Berlin’s Reichstag as a History Lesson

By Rick Steves | August 30th, 2022

Teary-eyed Germans and a big glass dome


Inside the dome of the Reichstag, Germany's parliament building. Travel writer Rick Steves recalls his visit to Berlin’s Reichstag – the German parliament building – and digs beneath the entertainment value of travel to examine its value in understanding history, broadening our perspectives, and understanding current events more fully.

Travel writer Rick Steves recalls his visit to Berlin’s Reichstag – the German parliament building – and digs beneath the entertainment value of travel to examine its value in understanding history, broadening our perspectives, and understanding current events more fully.


Years ago, when I got my history degree, I said to myself, “I’d better get a business degree, too, so I have something useful.” But I’ve learned over the years that if more people knew more about history, our world would be a better place. History is constantly speaking to us. Travelers enjoy a privileged way to hear it – and sometimes an up-close chance to witness history in the making.

Whenever I see the restored Reichstag building in Berlin, I’m reminded of my visit in 1999, when it reopened to the public. For tourists unaware of history, it was just a new dome to climb, offering another vantage point on the city. But a knowledge of its past gives it far deeper meaning.

━━━━━━━━━━━━━━━━

▸ **Task instructions**:
1) According to the Reichstag article, in what year did the writer visit the building when it reopened to the public?
2) From the Reichstag article, copy word for word the passage that opens with "Years ago, when" and closes with "far deeper meaning.".
The records aren't needed for anything here.

━━━━━━━━━━━━━━━━

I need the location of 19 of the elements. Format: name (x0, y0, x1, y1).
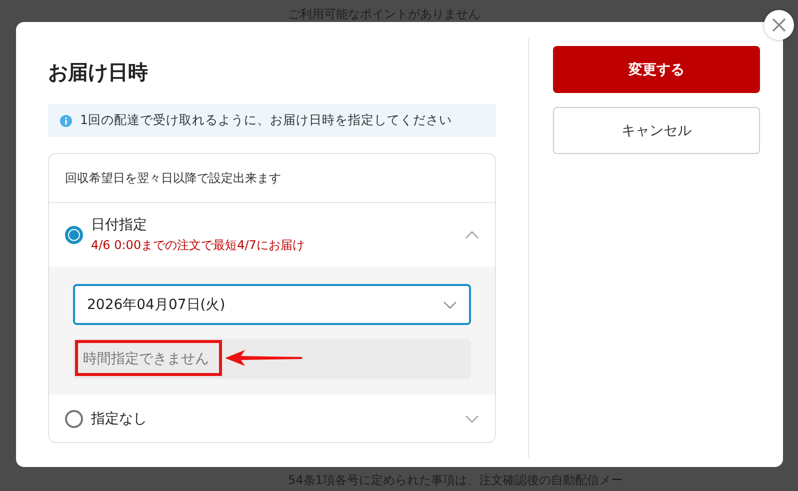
chevron-up-icon[interactable] (465, 231, 479, 239)
radio-button[interactable] (65, 226, 83, 244)
info-text: 1回の配達で受け取れるように、お届け日時を指定してください (80, 112, 452, 129)
pickup-note: 回収希望日を翌々日以降で設定出来ます (49, 154, 495, 203)
chevron-down-icon (443, 300, 457, 308)
radio-button[interactable] (65, 410, 83, 428)
delivery-option[interactable]: 指定なし (49, 395, 495, 442)
chevron-down-icon[interactable] (465, 414, 479, 422)
change-button[interactable]: 変更する (553, 46, 760, 93)
delivery-estimate: 4/6 0:00までの注文で最短4/7にお届け (91, 237, 306, 254)
option-label: 指定なし (91, 410, 148, 428)
dialog-title: お届け日時 (48, 59, 149, 86)
close-icon (772, 18, 786, 32)
info-icon (60, 114, 72, 126)
cancel-button[interactable]: キャンセル (553, 107, 760, 154)
delivery-option[interactable]: 日付指定 4/6 0:00までの注文で最短4/7にお届け (49, 203, 495, 267)
date-select[interactable]: 2026年04月07日(火) (73, 284, 471, 325)
option-label: 日付指定 (91, 216, 148, 234)
close-button[interactable] (764, 10, 794, 40)
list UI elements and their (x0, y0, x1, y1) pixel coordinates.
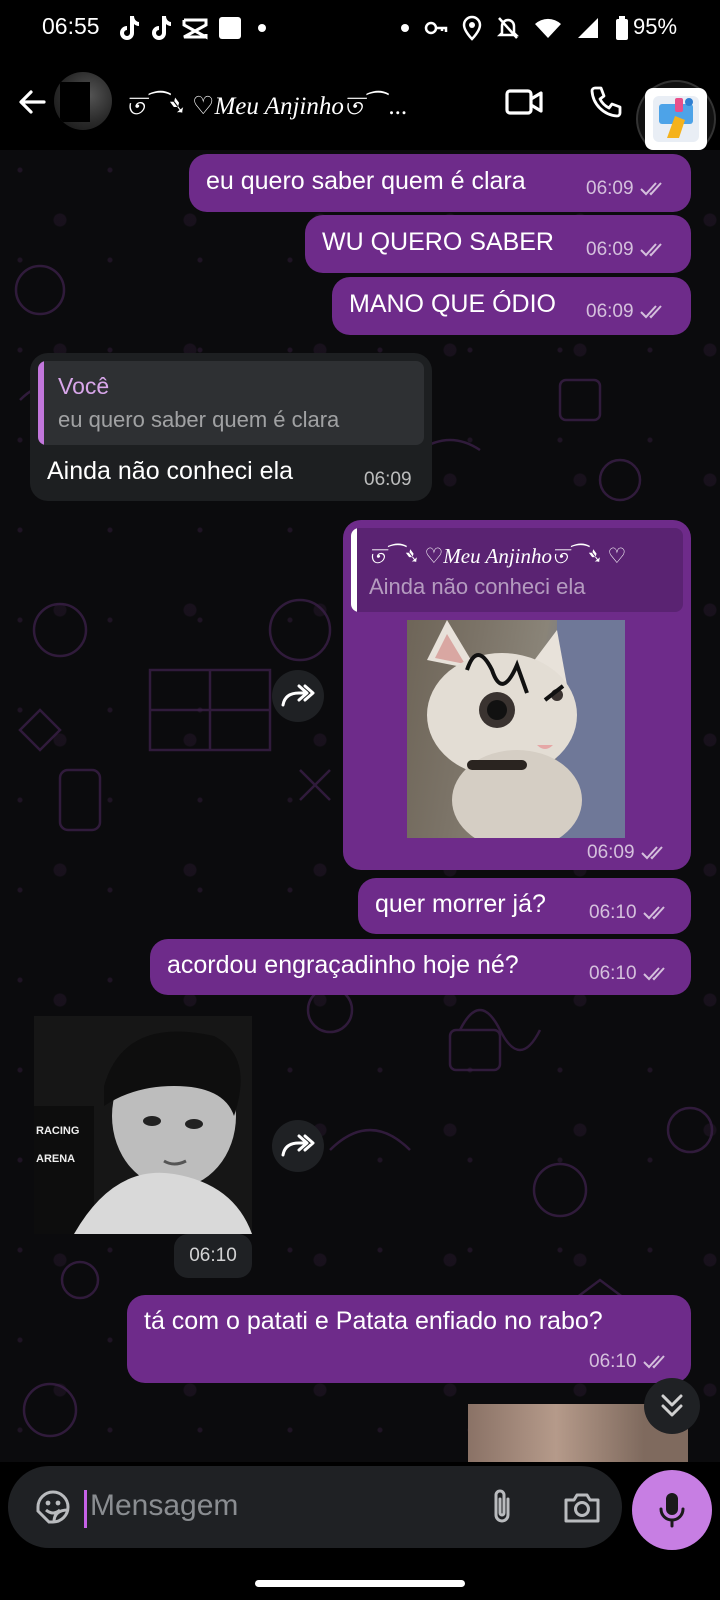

━━━━━━━━━━━━━━━━

▸ **Response list**:
1) 1999

2)
Years ago, when I got my history degree, I said to myself, “I’d better get a business degree, too, so I have something useful.” But I’ve learned over the years that if more people knew more about history, our world would be a better place. History is constantly speaking to us. Travelers enjoy a privileged way to hear it – and sometimes an up-close chance to witness history in the making.

Whenever I see the restored Reichstag building in Berlin, I’m reminded of my visit in 1999, when it reopened to the public. For tourists unaware of history, it was just a new dome to climb, offering another vantage point on the city. But a knowledge of its past gives it far deeper meaning.